## EXERCISE DETAILS
Comb the records below for the string "section" and copy each line where it turns up.

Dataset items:
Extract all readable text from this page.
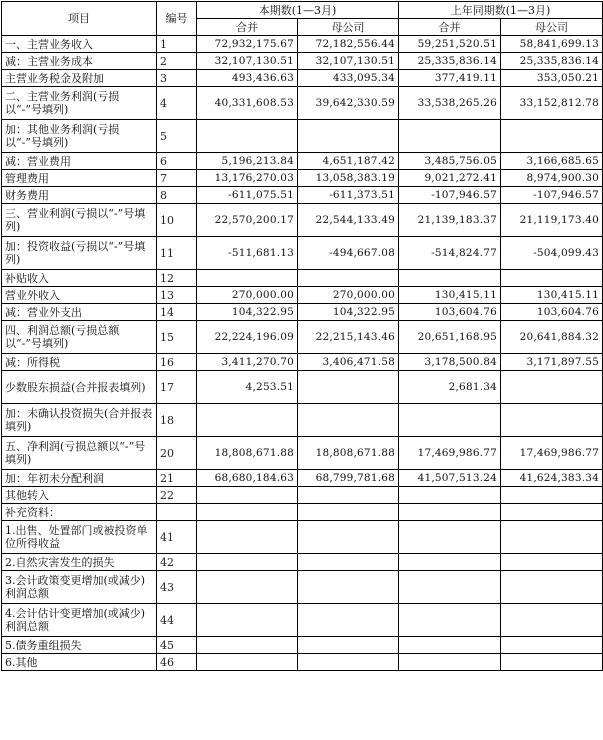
项目	编号	本期数(1—3月)		上年同期数(1—3月)	
		合并	母公司	合并	母公司
一、主营业务收入	1	72,932,175.67	72,182,556.44	59,251,520.51	58,841,699.13
减：主营业务成本	2	32,107,130.51	32,107,130.51	25,335,836.14	25,335,836.14
主营业务税金及附加	3	493,436.63	433,095.34	377,419.11	353,050.21
二、主营业务利润(亏损以“-”号填列)	4	40,331,608.53	39,642,330.59	33,538,265.26	33,152,812.78
加：其他业务利润(亏损以“-”号填列)	5				
减：营业费用	6	5,196,213.84	4,651,187.42	3,485,756.05	3,166,685.65
管理费用	7	13,176,270.03	13,058,383.19	9,021,272.41	8,974,900.30
财务费用	8	-611,075.51	-611,373.51	-107,946.57	-107,946.57
三、营业利润(亏损以“-”号填列)	10	22,570,200.17	22,544,133.49	21,139,183.37	21,119,173.40
加：投资收益(亏损以“-”号填列)	11	-511,681.13	-494,667.08	-514,824.77	-504,099.43
补贴收入	12				
营业外收入	13	270,000.00	270,000.00	130,415.11	130,415.11
减：营业外支出	14	104,322.95	104,322.95	103,604.76	103,604.76
四、利润总额(亏损总额以“-”号填列)	15	22,224,196.09	22,215,143.46	20,651,168.95	20,641,884.32
减：所得税	16	3,411,270.70	3,406,471.58	3,178,500.84	3,171,897.55
少数股东损益(合并报表填列)	17	4,253.51		2,681.34	
加：未确认投资损失(合并报表填列)	18				
五、净利润(亏损总额以“-”号填列)	20	18,808,671.88	18,808,671.88	17,469,986.77	17,469,986.77
加：年初未分配利润	21	68,680,184.63	68,799,781.68	41,507,513.24	41,624,383.34
其他转入	22				
补充资料：					
1.出售、处置部门或被投资单位所得收益	41				
2.自然灾害发生的损失	42				
3.会计政策变更增加(或减少)利润总额	43				
4.会计估计变更增加(或减少)利润总额	44				
5.债务重组损失	45				
6.其他	46				
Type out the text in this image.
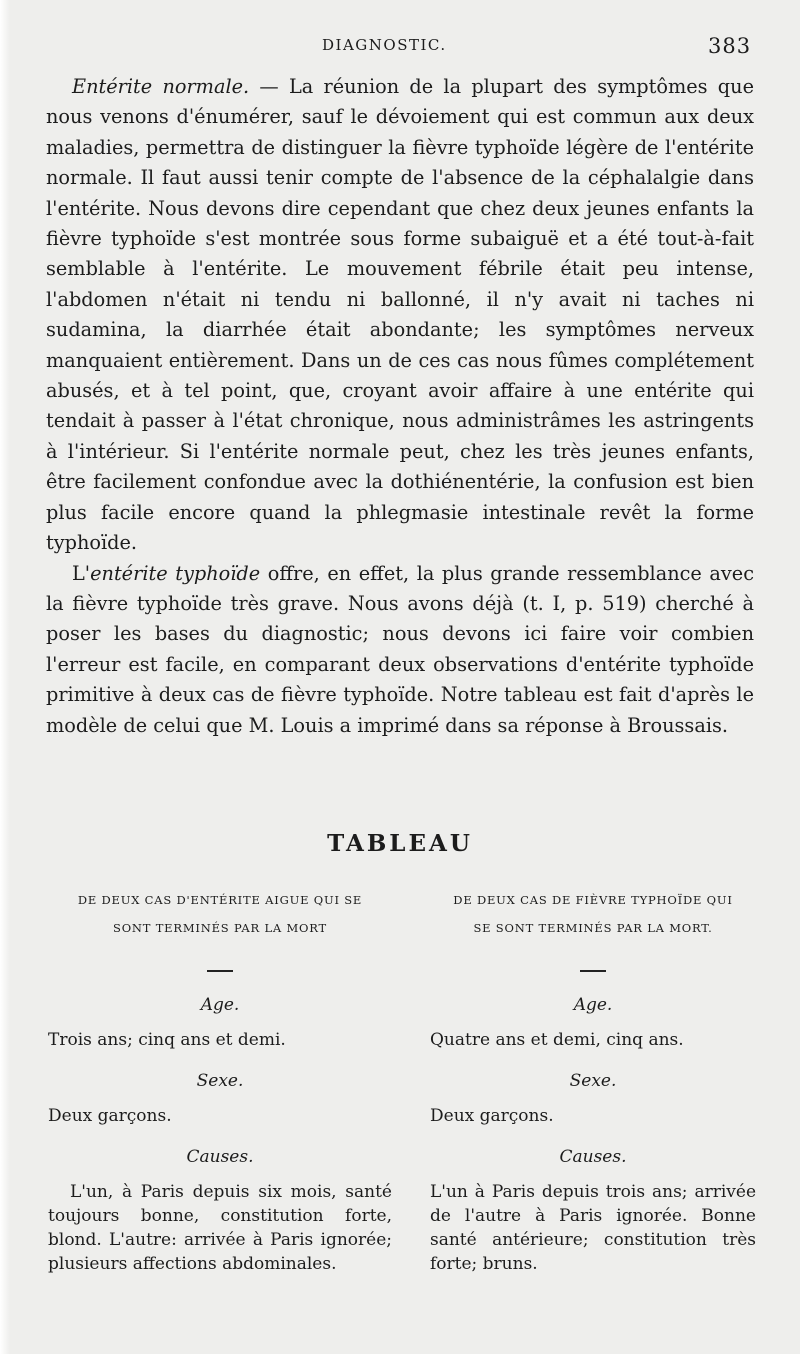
DIAGNOSTIC.	383

Entérite normale. — La réunion de la plupart des symptômes que nous venons d'énumérer, sauf le dévoiement qui est commun aux deux maladies, permettra de distinguer la fièvre typhoïde légère de l'entérite normale. Il faut aussi tenir compte de l'absence de la céphalalgie dans l'entérite. Nous devons dire cependant que chez deux jeunes enfants la fièvre typhoïde s'est montrée sous forme subaiguë et a été tout-à-fait semblable à l'entérite. Le mouvement fébrile était peu intense, l'abdomen n'était ni tendu ni ballonné, il n'y avait ni taches ni sudamina, la diarrhée était abondante; les symptômes nerveux manquaient entièrement. Dans un de ces cas nous fûmes complétement abusés, et à tel point, que, croyant avoir affaire à une entérite qui tendait à passer à l'état chronique, nous administrâmes les astringents à l'intérieur. Si l'entérite normale peut, chez les très jeunes enfants, être facilement confondue avec la dothiénentérie, la confusion est bien plus facile encore quand la phlegmasie intestinale revêt la forme typhoïde.

L'entérite typhoïde offre, en effet, la plus grande ressemblance avec la fièvre typhoïde très grave. Nous avons déjà (t. I, p. 519) cherché à poser les bases du diagnostic; nous devons ici faire voir combien l'erreur est facile, en comparant deux observations d'entérite typhoïde primitive à deux cas de fièvre typhoïde. Notre tableau est fait d'après le modèle de celui que M. Louis a imprimé dans sa réponse à Broussais.

TABLEAU
DE DEUX CAS D'ENTÉRITE AIGUE QUI SE
SONT TERMINÉS PAR LA MORT
Age.
Trois ans; cinq ans et demi.
Sexe.
Deux garçons.
Causes.
L'un, à Paris depuis six mois, santé toujours bonne, constitution forte, blond. L'autre: arrivée à Paris ignorée; plusieurs affections abdominales.
DE DEUX CAS DE FIÈVRE TYPHOÏDE QUI
SE SONT TERMINÉS PAR LA MORT.
Age.
Quatre ans et demi, cinq ans.
Sexe.
Deux garçons.
Causes.
L'un à Paris depuis trois ans; arrivée de l'autre à Paris ignorée. Bonne santé antérieure; constitution très forte; bruns.
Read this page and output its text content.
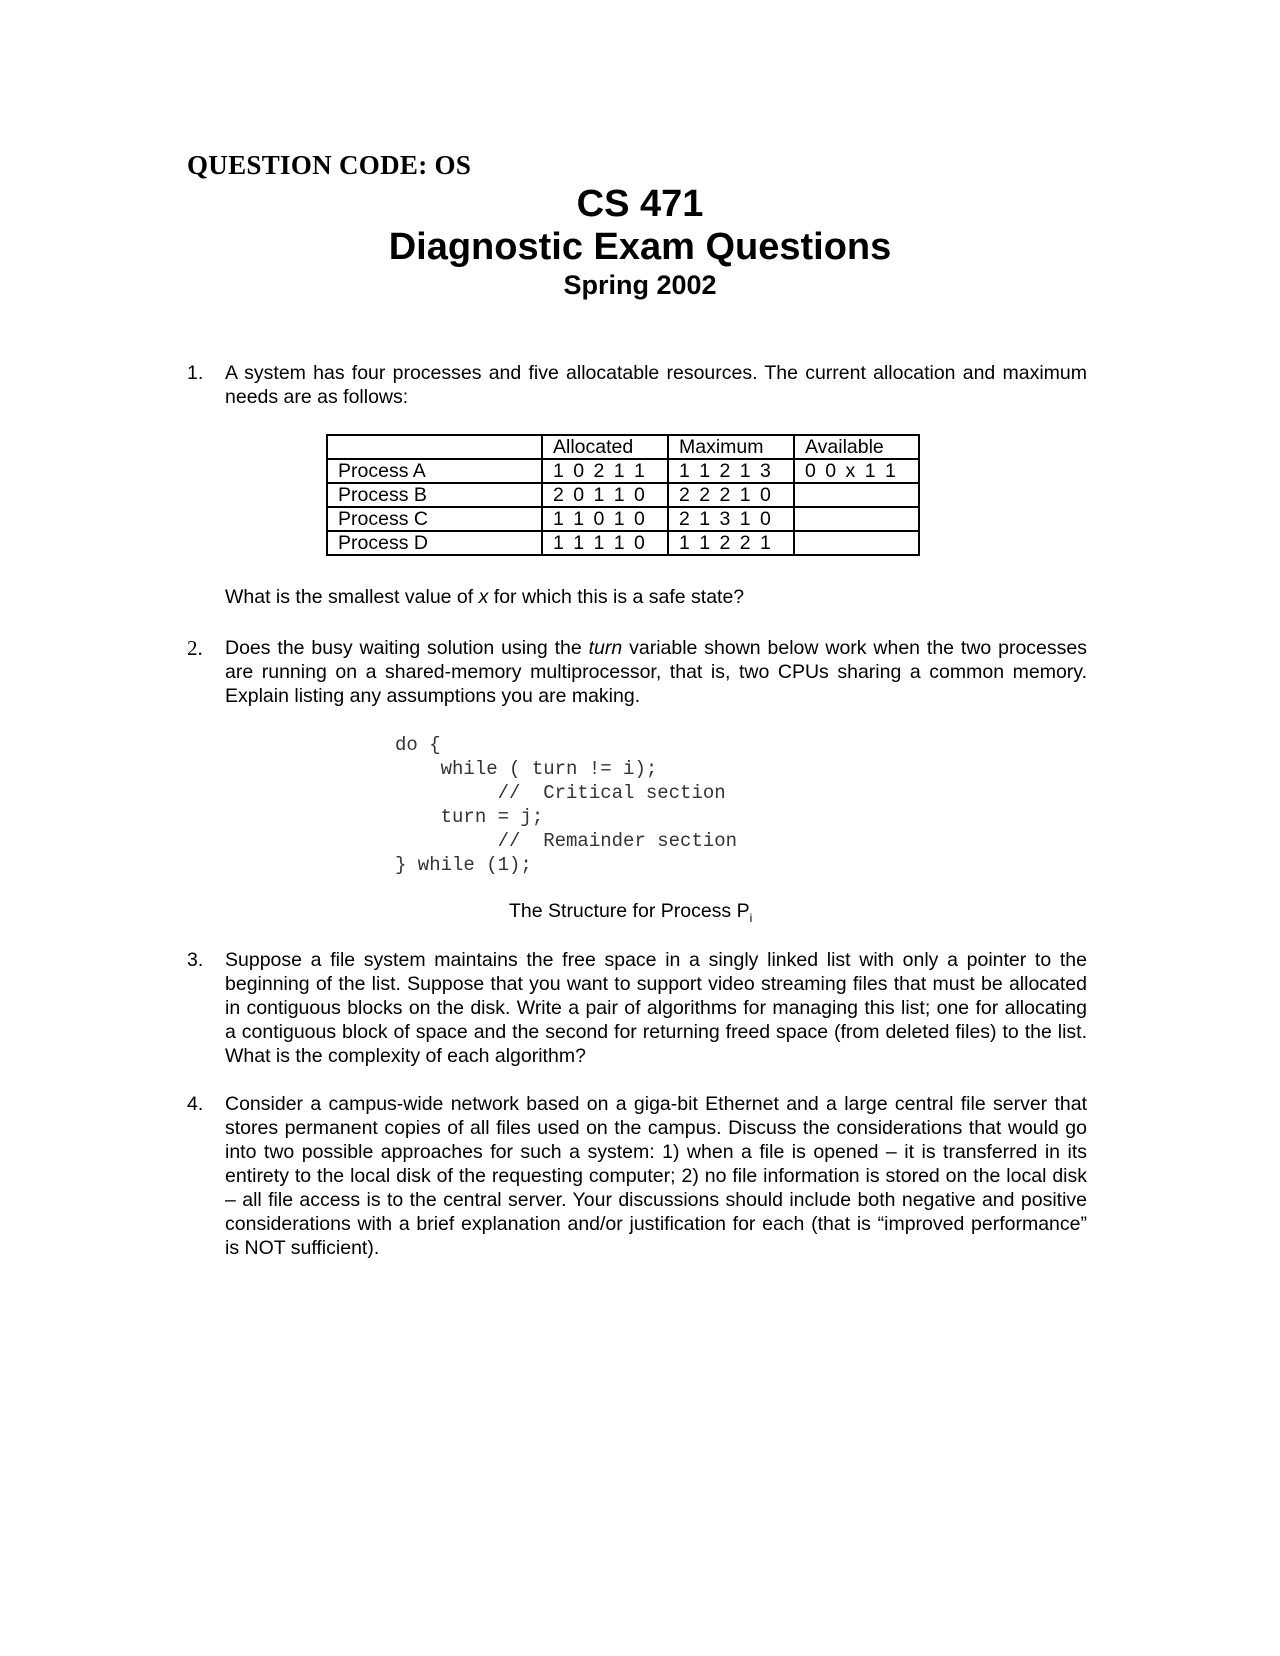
QUESTION CODE: OS
CS 471
Diagnostic Exam Questions
Spring 2002
1.	A system has four processes and five allocatable resources. The current allocation and maximum needs are as follows:
	Allocated	Maximum	Available
Process A	1 0 2 1 1	1 1 2 1 3	0 0 x 1 1
Process B	2 0 1 1 0	2 2 2 1 0	
Process C	1 1 0 1 0	2 1 3 1 0	
Process D	1 1 1 1 0	1 1 2 2 1	
What is the smallest value of x for which this is a safe state?
2.	Does the busy waiting solution using the turn variable shown below work when the two processes are running on a shared-memory multiprocessor, that is, two CPUs sharing a common memory. Explain listing any assumptions you are making.
do {
while ( turn != i);
//  Critical section
turn = j;
//  Remainder section
} while (1);
The Structure for Process $P_i$
3.	Suppose a file system maintains the free space in a singly linked list with only a pointer to the beginning of the list. Suppose that you want to support video streaming files that must be allocated in contiguous blocks on the disk. Write a pair of algorithms for managing this list; one for allocating a contiguous block of space and the second for returning freed space (from deleted files) to the list. What is the complexity of each algorithm?
4.	Consider a campus-wide network based on a giga-bit Ethernet and a large central file server that stores permanent copies of all files used on the campus. Discuss the considerations that would go into two possible approaches for such a system: 1) when a file is opened – it is transferred in its entirety to the local disk of the requesting computer; 2) no file information is stored on the local disk – all file access is to the central server. Your discussions should include both negative and positive considerations with a brief explanation and/or justification for each (that is “improved performance” is NOT sufficient).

## THE SOLUTION
//  Critical section
//  Remainder section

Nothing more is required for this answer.